Repeat word for word the lines below, from the line with "black-knight[interactable]: ♞ bbox=[74, 105, 96, 130]" up to and including the line with "square-f7[interactable]: ♟ bbox=[192, 134, 223, 165]".

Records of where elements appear
--- START ---
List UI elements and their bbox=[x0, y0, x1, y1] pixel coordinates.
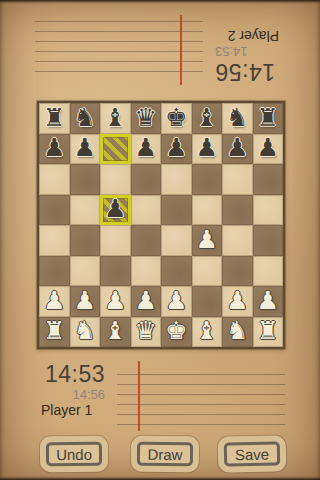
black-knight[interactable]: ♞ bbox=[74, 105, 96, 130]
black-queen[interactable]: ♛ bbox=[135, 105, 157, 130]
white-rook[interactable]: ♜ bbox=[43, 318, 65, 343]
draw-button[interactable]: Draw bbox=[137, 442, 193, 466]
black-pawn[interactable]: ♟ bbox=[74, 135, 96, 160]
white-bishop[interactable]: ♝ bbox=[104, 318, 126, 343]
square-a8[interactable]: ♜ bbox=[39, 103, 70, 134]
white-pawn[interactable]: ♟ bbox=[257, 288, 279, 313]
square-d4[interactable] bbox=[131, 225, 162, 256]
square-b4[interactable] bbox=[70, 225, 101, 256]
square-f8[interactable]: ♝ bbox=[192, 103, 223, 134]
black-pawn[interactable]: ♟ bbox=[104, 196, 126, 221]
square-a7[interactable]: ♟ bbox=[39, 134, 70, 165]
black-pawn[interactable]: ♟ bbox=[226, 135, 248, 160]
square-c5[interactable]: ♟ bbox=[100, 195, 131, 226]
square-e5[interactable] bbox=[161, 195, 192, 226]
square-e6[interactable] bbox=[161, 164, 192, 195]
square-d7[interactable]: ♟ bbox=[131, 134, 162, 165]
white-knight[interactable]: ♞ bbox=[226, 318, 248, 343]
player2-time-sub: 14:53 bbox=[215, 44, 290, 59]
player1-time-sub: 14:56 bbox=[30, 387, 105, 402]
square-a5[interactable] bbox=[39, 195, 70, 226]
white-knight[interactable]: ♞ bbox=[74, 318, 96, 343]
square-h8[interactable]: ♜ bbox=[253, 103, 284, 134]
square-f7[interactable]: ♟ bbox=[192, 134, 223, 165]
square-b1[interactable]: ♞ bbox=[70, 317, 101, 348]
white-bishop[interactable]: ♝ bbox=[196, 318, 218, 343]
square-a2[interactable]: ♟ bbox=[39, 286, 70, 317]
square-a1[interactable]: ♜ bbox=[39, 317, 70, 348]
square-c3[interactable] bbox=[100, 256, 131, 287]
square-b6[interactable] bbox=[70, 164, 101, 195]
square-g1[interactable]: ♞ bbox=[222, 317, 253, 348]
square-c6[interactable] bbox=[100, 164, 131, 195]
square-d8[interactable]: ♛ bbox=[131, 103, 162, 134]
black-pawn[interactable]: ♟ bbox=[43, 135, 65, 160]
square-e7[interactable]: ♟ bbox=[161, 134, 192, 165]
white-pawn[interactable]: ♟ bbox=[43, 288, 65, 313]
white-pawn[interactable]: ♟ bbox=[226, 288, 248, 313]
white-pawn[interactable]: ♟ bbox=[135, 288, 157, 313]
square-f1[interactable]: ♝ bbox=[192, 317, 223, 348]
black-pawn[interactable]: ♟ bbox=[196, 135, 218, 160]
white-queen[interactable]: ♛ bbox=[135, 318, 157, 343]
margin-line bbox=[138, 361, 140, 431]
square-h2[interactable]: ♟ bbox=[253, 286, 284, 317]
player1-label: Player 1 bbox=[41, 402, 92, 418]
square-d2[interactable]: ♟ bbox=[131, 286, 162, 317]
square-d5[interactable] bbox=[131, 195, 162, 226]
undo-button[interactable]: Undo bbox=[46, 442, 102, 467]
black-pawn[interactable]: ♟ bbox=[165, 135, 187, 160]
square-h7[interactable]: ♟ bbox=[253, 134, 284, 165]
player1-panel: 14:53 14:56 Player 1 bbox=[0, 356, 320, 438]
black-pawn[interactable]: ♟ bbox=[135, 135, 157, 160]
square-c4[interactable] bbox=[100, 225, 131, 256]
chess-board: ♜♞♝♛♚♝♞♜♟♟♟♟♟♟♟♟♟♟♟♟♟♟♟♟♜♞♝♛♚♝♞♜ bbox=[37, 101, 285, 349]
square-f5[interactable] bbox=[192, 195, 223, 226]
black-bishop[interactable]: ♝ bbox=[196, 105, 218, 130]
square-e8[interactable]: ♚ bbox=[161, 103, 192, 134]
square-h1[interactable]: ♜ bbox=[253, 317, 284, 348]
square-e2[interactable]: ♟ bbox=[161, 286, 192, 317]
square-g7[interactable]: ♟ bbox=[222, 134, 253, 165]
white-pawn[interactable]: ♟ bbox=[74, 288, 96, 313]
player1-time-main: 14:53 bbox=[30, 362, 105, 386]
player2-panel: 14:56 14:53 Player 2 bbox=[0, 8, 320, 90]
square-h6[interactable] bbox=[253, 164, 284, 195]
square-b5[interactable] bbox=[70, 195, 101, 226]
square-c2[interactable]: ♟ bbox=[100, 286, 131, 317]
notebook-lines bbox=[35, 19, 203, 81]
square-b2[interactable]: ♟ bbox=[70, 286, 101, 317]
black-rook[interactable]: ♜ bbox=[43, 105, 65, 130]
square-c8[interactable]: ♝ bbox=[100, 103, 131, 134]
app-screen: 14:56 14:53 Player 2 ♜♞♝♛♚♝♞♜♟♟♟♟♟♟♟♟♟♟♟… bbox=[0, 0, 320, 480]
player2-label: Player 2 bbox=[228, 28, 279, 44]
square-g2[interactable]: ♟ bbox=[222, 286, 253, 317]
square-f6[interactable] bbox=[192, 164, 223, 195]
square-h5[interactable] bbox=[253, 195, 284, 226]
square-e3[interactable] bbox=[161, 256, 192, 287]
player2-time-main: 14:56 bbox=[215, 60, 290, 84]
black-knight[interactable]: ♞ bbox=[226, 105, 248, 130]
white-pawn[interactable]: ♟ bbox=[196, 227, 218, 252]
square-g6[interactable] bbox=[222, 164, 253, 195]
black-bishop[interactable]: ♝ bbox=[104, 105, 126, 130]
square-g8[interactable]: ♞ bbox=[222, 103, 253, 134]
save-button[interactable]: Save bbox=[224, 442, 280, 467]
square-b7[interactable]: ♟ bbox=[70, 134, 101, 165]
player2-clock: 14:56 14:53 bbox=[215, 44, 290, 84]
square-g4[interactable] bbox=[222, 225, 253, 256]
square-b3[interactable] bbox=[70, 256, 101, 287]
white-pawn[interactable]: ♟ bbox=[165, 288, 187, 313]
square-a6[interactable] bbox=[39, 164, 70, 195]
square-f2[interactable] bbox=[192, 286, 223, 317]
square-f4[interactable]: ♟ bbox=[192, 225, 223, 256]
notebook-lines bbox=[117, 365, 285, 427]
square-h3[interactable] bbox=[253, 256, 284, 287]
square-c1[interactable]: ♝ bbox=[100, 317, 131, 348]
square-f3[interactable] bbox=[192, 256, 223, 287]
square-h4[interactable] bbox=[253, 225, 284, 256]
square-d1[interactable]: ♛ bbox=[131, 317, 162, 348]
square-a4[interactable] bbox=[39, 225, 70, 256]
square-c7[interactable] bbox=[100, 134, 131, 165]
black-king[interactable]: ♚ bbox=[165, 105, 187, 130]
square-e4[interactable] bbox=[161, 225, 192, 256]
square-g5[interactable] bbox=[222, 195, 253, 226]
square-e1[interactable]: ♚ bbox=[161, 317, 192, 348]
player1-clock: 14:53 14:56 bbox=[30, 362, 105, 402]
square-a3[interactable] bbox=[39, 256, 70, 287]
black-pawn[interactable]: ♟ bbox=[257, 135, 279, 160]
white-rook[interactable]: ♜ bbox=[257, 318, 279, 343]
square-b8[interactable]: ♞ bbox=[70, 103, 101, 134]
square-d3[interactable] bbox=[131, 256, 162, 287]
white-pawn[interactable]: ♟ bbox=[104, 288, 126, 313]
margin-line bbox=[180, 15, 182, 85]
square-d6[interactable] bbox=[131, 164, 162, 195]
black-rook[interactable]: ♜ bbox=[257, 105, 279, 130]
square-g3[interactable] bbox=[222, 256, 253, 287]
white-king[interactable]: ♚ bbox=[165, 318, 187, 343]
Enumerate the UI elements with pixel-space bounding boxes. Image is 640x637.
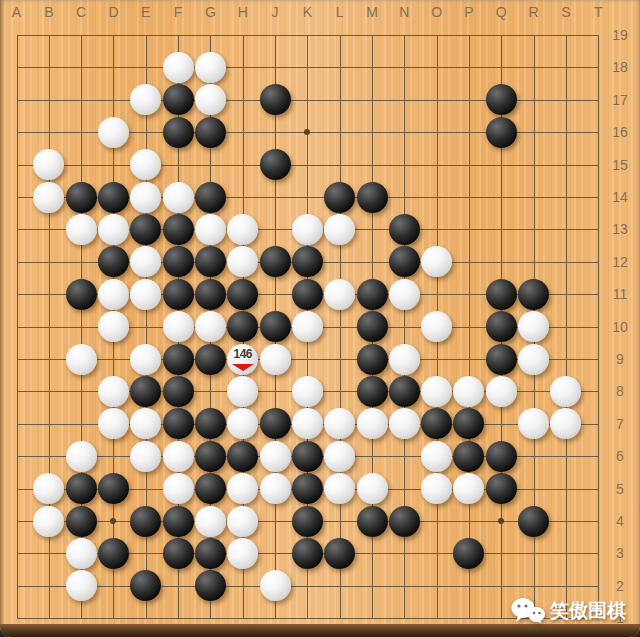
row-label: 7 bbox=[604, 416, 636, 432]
--- END ---
* _Solution_
black-knight[interactable]: ♞ bbox=[74, 105, 96, 130]
black-queen[interactable]: ♛ bbox=[135, 105, 157, 130]
white-rook[interactable]: ♜ bbox=[43, 318, 65, 343]
draw-button[interactable]: Draw bbox=[137, 442, 193, 466]
black-pawn[interactable]: ♟ bbox=[74, 135, 96, 160]
white-bishop[interactable]: ♝ bbox=[104, 318, 126, 343]
square-a8[interactable]: ♜ bbox=[39, 103, 70, 134]
white-pawn[interactable]: ♟ bbox=[257, 288, 279, 313]
square-d4[interactable] bbox=[131, 225, 162, 256]
square-b4[interactable] bbox=[70, 225, 101, 256]
square-f8[interactable]: ♝ bbox=[192, 103, 223, 134]
black-pawn[interactable]: ♟ bbox=[104, 196, 126, 221]
square-a7[interactable]: ♟ bbox=[39, 134, 70, 165]
black-pawn[interactable]: ♟ bbox=[226, 135, 248, 160]
square-c5[interactable]: ♟ bbox=[100, 195, 131, 226]
square-e5[interactable] bbox=[161, 195, 192, 226]
square-e6[interactable] bbox=[161, 164, 192, 195]
square-d7[interactable]: ♟ bbox=[131, 134, 162, 165]
white-knight[interactable]: ♞ bbox=[226, 318, 248, 343]
player2-time-sub: 14:53 bbox=[215, 44, 290, 59]
player1-time-sub: 14:56 bbox=[30, 387, 105, 402]
square-a5[interactable] bbox=[39, 195, 70, 226]
white-knight[interactable]: ♞ bbox=[74, 318, 96, 343]
square-h8[interactable]: ♜ bbox=[253, 103, 284, 134]
square-f7[interactable]: ♟ bbox=[192, 134, 223, 165]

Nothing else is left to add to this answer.